* Begin RAW RECORDS *

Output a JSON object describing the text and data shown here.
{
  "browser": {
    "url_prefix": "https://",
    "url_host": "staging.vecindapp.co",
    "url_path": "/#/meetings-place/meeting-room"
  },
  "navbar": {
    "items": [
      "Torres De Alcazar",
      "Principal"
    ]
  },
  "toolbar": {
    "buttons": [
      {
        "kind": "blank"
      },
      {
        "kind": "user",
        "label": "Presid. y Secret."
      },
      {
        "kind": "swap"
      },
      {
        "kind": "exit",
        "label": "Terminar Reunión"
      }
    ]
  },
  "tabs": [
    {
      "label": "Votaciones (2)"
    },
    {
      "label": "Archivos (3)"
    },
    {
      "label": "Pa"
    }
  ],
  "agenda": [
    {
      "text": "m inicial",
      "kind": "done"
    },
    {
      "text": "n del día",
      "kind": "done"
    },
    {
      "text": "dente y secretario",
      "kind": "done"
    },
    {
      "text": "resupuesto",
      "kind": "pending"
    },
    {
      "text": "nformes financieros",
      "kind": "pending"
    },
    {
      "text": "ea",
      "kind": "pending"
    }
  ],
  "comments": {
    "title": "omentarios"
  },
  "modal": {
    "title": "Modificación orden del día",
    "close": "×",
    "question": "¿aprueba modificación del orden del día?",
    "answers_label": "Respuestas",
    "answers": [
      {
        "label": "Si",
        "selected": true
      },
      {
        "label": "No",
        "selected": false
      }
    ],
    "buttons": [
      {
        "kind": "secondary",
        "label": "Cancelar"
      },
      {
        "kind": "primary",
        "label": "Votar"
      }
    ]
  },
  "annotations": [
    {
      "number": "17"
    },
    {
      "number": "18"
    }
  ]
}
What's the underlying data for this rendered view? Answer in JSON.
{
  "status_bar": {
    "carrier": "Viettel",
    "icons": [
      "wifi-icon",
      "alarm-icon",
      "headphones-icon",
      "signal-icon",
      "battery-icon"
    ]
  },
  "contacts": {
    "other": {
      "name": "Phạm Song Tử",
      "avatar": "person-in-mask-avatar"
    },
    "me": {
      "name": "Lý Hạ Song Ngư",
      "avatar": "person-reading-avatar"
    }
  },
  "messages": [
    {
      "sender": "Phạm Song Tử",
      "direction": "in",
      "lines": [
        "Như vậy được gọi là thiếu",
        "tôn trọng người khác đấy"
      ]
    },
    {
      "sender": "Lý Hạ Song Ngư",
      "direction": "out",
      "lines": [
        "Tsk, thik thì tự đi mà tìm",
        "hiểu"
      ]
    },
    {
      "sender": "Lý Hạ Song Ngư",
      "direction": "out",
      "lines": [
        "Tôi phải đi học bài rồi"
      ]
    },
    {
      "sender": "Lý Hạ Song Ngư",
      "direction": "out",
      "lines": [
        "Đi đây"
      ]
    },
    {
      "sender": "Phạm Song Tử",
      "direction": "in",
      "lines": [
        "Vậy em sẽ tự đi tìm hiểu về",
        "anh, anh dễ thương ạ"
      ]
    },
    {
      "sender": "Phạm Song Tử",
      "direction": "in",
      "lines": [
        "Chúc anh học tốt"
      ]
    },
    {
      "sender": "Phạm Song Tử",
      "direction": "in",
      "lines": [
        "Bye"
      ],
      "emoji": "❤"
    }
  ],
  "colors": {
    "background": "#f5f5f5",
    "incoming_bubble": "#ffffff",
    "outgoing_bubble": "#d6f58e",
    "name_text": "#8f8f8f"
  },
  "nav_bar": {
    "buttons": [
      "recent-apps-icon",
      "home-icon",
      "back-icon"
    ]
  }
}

* End RAW RECORDS *

▸ WORK INSTRUCTIONS
Reproduce the complete data exactly as presented above.

▸ WRITTEN REPLY
Output a JSON object describing the text and data shown here.
{
  "browser": {
    "url_prefix": "https://",
    "url_host": "staging.vecindapp.co",
    "url_path": "/#/meetings-place/meeting-room"
  },
  "navbar": {
    "items": [
      "Torres De Alcazar",
      "Principal"
    ]
  },
  "toolbar": {
    "buttons": [
      {
        "kind": "blank"
      },
      {
        "kind": "user",
        "label": "Presid. y Secret."
      },
      {
        "kind": "swap"
      },
      {
        "kind": "exit",
        "label": "Terminar Reunión"
      }
    ]
  },
  "tabs": [
    {
      "label": "Votaciones (2)"
    },
    {
      "label": "Archivos (3)"
    },
    {
      "label": "Pa"
    }
  ],
  "agenda": [
    {
      "text": "m inicial",
      "kind": "done"
    },
    {
      "text": "n del día",
      "kind": "done"
    },
    {
      "text": "dente y secretario",
      "kind": "done"
    },
    {
      "text": "resupuesto",
      "kind": "pending"
    },
    {
      "text": "nformes financieros",
      "kind": "pending"
    },
    {
      "text": "ea",
      "kind": "pending"
    }
  ],
  "comments": {
    "title": "omentarios"
  },
  "modal": {
    "title": "Modificación orden del día",
    "close": "×",
    "question": "¿aprueba modificación del orden del día?",
    "answers_label": "Respuestas",
    "answers": [
      {
        "label": "Si",
        "selected": true
      },
      {
        "label": "No",
        "selected": false
      }
    ],
    "buttons": [
      {
        "kind": "secondary",
        "label": "Cancelar"
      },
      {
        "kind": "primary",
        "label": "Votar"
      }
    ]
  },
  "annotations": [
    {
      "number": "17"
    },
    {
      "number": "18"
    }
  ]
}
What's the underlying data for this rendered view? Answer in JSON.
{
  "status_bar": {
    "carrier": "Viettel",
    "icons": [
      "wifi-icon",
      "alarm-icon",
      "headphones-icon",
      "signal-icon",
      "battery-icon"
    ]
  },
  "contacts": {
    "other": {
      "name": "Phạm Song Tử",
      "avatar": "person-in-mask-avatar"
    },
    "me": {
      "name": "Lý Hạ Song Ngư",
      "avatar": "person-reading-avatar"
    }
  },
  "messages": [
    {
      "sender": "Phạm Song Tử",
      "direction": "in",
      "lines": [
        "Như vậy được gọi là thiếu",
        "tôn trọng người khác đấy"
      ]
    },
    {
      "sender": "Lý Hạ Song Ngư",
      "direction": "out",
      "lines": [
        "Tsk, thik thì tự đi mà tìm",
        "hiểu"
      ]
    },
    {
      "sender": "Lý Hạ Song Ngư",
      "direction": "out",
      "lines": [
        "Tôi phải đi học bài rồi"
      ]
    },
    {
      "sender": "Lý Hạ Song Ngư",
      "direction": "out",
      "lines": [
        "Đi đây"
      ]
    },
    {
      "sender": "Phạm Song Tử",
      "direction": "in",
      "lines": [
        "Vậy em sẽ tự đi tìm hiểu về",
        "anh, anh dễ thương ạ"
      ]
    },
    {
      "sender": "Phạm Song Tử",
      "direction": "in",
      "lines": [
        "Chúc anh học tốt"
      ]
    },
    {
      "sender": "Phạm Song Tử",
      "direction": "in",
      "lines": [
        "Bye"
      ],
      "emoji": "❤"
    }
  ],
  "colors": {
    "background": "#f5f5f5",
    "incoming_bubble": "#ffffff",
    "outgoing_bubble": "#d6f58e",
    "name_text": "#8f8f8f"
  },
  "nav_bar": {
    "buttons": [
      "recent-apps-icon",
      "home-icon",
      "back-icon"
    ]
  }
}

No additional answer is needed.